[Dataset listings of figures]
◇ ◇ ◇ ◇

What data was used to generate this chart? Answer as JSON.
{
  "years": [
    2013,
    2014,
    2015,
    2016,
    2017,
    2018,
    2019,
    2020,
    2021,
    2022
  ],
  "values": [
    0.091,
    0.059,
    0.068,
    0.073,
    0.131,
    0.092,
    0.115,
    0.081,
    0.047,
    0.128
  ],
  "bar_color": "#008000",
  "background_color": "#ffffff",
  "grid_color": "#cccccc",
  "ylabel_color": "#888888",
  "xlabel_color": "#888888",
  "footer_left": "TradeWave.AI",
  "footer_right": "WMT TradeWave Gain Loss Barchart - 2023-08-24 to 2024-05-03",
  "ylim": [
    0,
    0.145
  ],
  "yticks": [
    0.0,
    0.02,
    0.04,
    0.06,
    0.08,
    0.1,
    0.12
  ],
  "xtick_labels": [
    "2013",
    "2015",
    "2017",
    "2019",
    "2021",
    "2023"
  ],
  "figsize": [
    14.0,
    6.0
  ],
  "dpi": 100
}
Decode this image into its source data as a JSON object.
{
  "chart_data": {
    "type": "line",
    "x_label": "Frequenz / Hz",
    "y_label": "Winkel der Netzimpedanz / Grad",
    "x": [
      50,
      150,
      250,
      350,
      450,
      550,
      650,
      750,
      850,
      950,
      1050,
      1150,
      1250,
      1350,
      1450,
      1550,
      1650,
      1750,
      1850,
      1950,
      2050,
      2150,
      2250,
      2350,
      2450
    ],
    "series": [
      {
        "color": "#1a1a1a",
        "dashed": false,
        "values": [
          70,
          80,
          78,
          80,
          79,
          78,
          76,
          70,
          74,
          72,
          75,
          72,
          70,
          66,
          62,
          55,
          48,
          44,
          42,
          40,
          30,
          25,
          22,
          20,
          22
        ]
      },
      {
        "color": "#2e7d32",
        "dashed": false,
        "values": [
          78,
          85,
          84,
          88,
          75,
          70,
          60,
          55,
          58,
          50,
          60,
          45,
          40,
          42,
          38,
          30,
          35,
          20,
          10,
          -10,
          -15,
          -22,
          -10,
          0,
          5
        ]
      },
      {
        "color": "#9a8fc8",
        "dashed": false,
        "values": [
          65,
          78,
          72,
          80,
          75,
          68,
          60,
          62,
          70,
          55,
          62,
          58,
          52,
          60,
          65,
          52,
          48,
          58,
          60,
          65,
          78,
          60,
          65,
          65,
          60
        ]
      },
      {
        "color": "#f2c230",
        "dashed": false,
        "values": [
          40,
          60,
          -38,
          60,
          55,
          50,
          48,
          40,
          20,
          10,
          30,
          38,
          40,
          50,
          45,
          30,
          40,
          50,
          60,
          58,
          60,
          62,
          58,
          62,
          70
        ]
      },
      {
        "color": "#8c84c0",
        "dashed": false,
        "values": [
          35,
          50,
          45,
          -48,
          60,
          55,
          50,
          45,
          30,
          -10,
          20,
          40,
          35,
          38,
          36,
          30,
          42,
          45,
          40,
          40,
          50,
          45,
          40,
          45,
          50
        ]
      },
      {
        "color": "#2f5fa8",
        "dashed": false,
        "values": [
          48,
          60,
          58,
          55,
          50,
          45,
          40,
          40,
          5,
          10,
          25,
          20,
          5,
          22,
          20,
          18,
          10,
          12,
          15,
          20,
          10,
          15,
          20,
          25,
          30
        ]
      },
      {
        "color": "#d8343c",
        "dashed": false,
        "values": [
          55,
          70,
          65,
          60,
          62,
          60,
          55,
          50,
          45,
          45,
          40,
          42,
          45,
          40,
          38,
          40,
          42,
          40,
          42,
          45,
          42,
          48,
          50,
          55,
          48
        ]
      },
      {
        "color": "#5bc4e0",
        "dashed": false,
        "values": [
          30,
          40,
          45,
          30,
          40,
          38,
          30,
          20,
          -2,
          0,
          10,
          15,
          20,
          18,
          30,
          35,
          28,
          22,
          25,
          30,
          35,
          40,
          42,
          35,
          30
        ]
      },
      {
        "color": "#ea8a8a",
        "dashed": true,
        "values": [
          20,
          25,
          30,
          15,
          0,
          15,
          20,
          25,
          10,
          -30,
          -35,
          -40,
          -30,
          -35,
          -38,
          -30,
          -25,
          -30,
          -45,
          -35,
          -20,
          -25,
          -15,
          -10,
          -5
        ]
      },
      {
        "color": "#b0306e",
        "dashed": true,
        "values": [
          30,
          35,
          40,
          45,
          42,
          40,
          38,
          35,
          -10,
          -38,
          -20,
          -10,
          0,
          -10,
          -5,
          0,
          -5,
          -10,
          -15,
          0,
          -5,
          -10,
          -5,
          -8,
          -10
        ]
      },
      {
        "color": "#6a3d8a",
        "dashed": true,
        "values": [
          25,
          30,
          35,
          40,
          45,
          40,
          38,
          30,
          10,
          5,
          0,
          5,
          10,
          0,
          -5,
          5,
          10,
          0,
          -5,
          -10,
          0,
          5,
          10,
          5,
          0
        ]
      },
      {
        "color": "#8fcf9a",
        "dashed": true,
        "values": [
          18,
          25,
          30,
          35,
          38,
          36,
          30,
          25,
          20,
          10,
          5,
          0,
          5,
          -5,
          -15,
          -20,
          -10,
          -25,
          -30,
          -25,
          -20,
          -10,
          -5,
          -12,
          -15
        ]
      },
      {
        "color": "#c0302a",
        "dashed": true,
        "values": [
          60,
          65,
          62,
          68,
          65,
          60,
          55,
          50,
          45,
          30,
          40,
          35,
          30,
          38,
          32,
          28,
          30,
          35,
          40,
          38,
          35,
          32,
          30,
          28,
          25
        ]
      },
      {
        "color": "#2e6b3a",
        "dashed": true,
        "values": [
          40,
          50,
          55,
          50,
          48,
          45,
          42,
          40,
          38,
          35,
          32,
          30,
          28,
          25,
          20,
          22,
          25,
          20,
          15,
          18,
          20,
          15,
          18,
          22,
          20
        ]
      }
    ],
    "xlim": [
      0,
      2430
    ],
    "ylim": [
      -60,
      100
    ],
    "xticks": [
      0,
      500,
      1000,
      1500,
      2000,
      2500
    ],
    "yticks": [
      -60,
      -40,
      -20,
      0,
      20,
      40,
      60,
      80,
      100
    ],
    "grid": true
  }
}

◇ ◇ ◇ ◇

**EXERCISE AIM**: Each entry above is to be printed again exactly.

**FINAL RESULT**:
What data was used to generate this chart? Answer as JSON.
{
  "years": [
    2013,
    2014,
    2015,
    2016,
    2017,
    2018,
    2019,
    2020,
    2021,
    2022
  ],
  "values": [
    0.091,
    0.059,
    0.068,
    0.073,
    0.131,
    0.092,
    0.115,
    0.081,
    0.047,
    0.128
  ],
  "bar_color": "#008000",
  "background_color": "#ffffff",
  "grid_color": "#cccccc",
  "ylabel_color": "#888888",
  "xlabel_color": "#888888",
  "footer_left": "TradeWave.AI",
  "footer_right": "WMT TradeWave Gain Loss Barchart - 2023-08-24 to 2024-05-03",
  "ylim": [
    0,
    0.145
  ],
  "yticks": [
    0.0,
    0.02,
    0.04,
    0.06,
    0.08,
    0.1,
    0.12
  ],
  "xtick_labels": [
    "2013",
    "2015",
    "2017",
    "2019",
    "2021",
    "2023"
  ],
  "figsize": [
    14.0,
    6.0
  ],
  "dpi": 100
}
Decode this image into its source data as a JSON object.
{
  "chart_data": {
    "type": "line",
    "x_label": "Frequenz / Hz",
    "y_label": "Winkel der Netzimpedanz / Grad",
    "x": [
      50,
      150,
      250,
      350,
      450,
      550,
      650,
      750,
      850,
      950,
      1050,
      1150,
      1250,
      1350,
      1450,
      1550,
      1650,
      1750,
      1850,
      1950,
      2050,
      2150,
      2250,
      2350,
      2450
    ],
    "series": [
      {
        "color": "#1a1a1a",
        "dashed": false,
        "values": [
          70,
          80,
          78,
          80,
          79,
          78,
          76,
          70,
          74,
          72,
          75,
          72,
          70,
          66,
          62,
          55,
          48,
          44,
          42,
          40,
          30,
          25,
          22,
          20,
          22
        ]
      },
      {
        "color": "#2e7d32",
        "dashed": false,
        "values": [
          78,
          85,
          84,
          88,
          75,
          70,
          60,
          55,
          58,
          50,
          60,
          45,
          40,
          42,
          38,
          30,
          35,
          20,
          10,
          -10,
          -15,
          -22,
          -10,
          0,
          5
        ]
      },
      {
        "color": "#9a8fc8",
        "dashed": false,
        "values": [
          65,
          78,
          72,
          80,
          75,
          68,
          60,
          62,
          70,
          55,
          62,
          58,
          52,
          60,
          65,
          52,
          48,
          58,
          60,
          65,
          78,
          60,
          65,
          65,
          60
        ]
      },
      {
        "color": "#f2c230",
        "dashed": false,
        "values": [
          40,
          60,
          -38,
          60,
          55,
          50,
          48,
          40,
          20,
          10,
          30,
          38,
          40,
          50,
          45,
          30,
          40,
          50,
          60,
          58,
          60,
          62,
          58,
          62,
          70
        ]
      },
      {
        "color": "#8c84c0",
        "dashed": false,
        "values": [
          35,
          50,
          45,
          -48,
          60,
          55,
          50,
          45,
          30,
          -10,
          20,
          40,
          35,
          38,
          36,
          30,
          42,
          45,
          40,
          40,
          50,
          45,
          40,
          45,
          50
        ]
      },
      {
        "color": "#2f5fa8",
        "dashed": false,
        "values": [
          48,
          60,
          58,
          55,
          50,
          45,
          40,
          40,
          5,
          10,
          25,
          20,
          5,
          22,
          20,
          18,
          10,
          12,
          15,
          20,
          10,
          15,
          20,
          25,
          30
        ]
      },
      {
        "color": "#d8343c",
        "dashed": false,
        "values": [
          55,
          70,
          65,
          60,
          62,
          60,
          55,
          50,
          45,
          45,
          40,
          42,
          45,
          40,
          38,
          40,
          42,
          40,
          42,
          45,
          42,
          48,
          50,
          55,
          48
        ]
      },
      {
        "color": "#5bc4e0",
        "dashed": false,
        "values": [
          30,
          40,
          45,
          30,
          40,
          38,
          30,
          20,
          -2,
          0,
          10,
          15,
          20,
          18,
          30,
          35,
          28,
          22,
          25,
          30,
          35,
          40,
          42,
          35,
          30
        ]
      },
      {
        "color": "#ea8a8a",
        "dashed": true,
        "values": [
          20,
          25,
          30,
          15,
          0,
          15,
          20,
          25,
          10,
          -30,
          -35,
          -40,
          -30,
          -35,
          -38,
          -30,
          -25,
          -30,
          -45,
          -35,
          -20,
          -25,
          -15,
          -10,
          -5
        ]
      },
      {
        "color": "#b0306e",
        "dashed": true,
        "values": [
          30,
          35,
          40,
          45,
          42,
          40,
          38,
          35,
          -10,
          -38,
          -20,
          -10,
          0,
          -10,
          -5,
          0,
          -5,
          -10,
          -15,
          0,
          -5,
          -10,
          -5,
          -8,
          -10
        ]
      },
      {
        "color": "#6a3d8a",
        "dashed": true,
        "values": [
          25,
          30,
          35,
          40,
          45,
          40,
          38,
          30,
          10,
          5,
          0,
          5,
          10,
          0,
          -5,
          5,
          10,
          0,
          -5,
          -10,
          0,
          5,
          10,
          5,
          0
        ]
      },
      {
        "color": "#8fcf9a",
        "dashed": true,
        "values": [
          18,
          25,
          30,
          35,
          38,
          36,
          30,
          25,
          20,
          10,
          5,
          0,
          5,
          -5,
          -15,
          -20,
          -10,
          -25,
          -30,
          -25,
          -20,
          -10,
          -5,
          -12,
          -15
        ]
      },
      {
        "color": "#c0302a",
        "dashed": true,
        "values": [
          60,
          65,
          62,
          68,
          65,
          60,
          55,
          50,
          45,
          30,
          40,
          35,
          30,
          38,
          32,
          28,
          30,
          35,
          40,
          38,
          35,
          32,
          30,
          28,
          25
        ]
      },
      {
        "color": "#2e6b3a",
        "dashed": true,
        "values": [
          40,
          50,
          55,
          50,
          48,
          45,
          42,
          40,
          38,
          35,
          32,
          30,
          28,
          25,
          20,
          22,
          25,
          20,
          15,
          18,
          20,
          15,
          18,
          22,
          20
        ]
      }
    ],
    "xlim": [
      0,
      2430
    ],
    "ylim": [
      -60,
      100
    ],
    "xticks": [
      0,
      500,
      1000,
      1500,
      2000,
      2500
    ],
    "yticks": [
      -60,
      -40,
      -20,
      0,
      20,
      40,
      60,
      80,
      100
    ],
    "grid": true
  }
}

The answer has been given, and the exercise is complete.